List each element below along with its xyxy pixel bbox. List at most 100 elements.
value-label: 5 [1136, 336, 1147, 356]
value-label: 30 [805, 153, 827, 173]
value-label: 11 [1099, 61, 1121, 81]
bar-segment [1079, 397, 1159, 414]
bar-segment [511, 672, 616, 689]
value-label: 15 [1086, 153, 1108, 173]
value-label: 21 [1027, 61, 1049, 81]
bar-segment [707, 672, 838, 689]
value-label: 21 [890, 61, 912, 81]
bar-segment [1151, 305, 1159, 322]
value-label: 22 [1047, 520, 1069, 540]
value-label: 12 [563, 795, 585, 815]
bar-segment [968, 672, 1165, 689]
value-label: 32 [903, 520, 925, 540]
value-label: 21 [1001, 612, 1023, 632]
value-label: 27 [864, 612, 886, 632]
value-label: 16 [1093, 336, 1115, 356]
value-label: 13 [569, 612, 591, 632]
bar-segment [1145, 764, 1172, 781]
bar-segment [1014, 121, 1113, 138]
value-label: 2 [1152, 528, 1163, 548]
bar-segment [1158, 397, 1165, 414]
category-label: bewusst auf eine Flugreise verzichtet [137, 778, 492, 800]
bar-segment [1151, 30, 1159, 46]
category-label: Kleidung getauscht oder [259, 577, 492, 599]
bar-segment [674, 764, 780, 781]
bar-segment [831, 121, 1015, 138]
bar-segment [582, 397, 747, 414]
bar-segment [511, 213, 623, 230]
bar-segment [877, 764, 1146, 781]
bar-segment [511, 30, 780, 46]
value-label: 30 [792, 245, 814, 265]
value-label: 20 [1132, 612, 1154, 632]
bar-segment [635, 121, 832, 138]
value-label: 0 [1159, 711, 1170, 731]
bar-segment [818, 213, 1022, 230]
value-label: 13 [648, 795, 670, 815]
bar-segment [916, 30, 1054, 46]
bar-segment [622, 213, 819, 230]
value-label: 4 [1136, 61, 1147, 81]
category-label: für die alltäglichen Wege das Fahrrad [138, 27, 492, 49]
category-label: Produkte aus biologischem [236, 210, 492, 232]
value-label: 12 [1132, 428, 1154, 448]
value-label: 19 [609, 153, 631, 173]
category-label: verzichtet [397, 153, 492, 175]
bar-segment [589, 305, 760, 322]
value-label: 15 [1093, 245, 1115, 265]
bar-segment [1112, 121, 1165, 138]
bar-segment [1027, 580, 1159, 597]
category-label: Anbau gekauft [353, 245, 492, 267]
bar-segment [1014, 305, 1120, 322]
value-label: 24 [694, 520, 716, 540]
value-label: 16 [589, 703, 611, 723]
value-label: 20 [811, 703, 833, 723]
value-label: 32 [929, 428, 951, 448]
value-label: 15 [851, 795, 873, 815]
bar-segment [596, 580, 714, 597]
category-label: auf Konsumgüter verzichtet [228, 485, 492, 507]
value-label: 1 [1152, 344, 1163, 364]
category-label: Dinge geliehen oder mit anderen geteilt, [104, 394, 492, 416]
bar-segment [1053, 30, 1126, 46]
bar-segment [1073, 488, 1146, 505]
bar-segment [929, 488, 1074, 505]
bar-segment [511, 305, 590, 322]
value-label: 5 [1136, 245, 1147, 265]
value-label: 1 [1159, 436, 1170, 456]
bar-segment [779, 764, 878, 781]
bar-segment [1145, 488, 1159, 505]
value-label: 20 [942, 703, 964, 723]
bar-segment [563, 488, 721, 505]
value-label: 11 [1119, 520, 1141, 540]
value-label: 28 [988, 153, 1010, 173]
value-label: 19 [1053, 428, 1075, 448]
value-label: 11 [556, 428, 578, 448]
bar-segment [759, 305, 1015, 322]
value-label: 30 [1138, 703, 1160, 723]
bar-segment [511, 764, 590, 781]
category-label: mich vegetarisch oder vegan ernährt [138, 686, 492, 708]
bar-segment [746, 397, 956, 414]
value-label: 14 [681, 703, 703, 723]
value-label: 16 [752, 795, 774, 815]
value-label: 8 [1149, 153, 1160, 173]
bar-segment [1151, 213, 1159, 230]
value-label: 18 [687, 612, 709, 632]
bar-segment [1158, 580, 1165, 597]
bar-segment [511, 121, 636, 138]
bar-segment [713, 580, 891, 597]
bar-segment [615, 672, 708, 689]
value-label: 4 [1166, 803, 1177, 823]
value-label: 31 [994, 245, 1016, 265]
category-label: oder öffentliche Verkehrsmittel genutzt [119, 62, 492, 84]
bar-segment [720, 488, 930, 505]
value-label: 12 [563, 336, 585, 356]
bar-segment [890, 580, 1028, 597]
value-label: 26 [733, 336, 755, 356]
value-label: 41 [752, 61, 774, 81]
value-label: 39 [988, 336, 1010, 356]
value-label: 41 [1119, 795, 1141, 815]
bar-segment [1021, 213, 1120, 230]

————

* What to do *
Please pick out every line of the listing above that contains the string "verzichtet", matching its case exactly.

* Correct output *
category-label: bewusst auf eine Flugreise verzichtet [137, 778, 492, 800]
category-label: verzichtet [397, 153, 492, 175]
category-label: auf Konsumgüter verzichtet [228, 485, 492, 507]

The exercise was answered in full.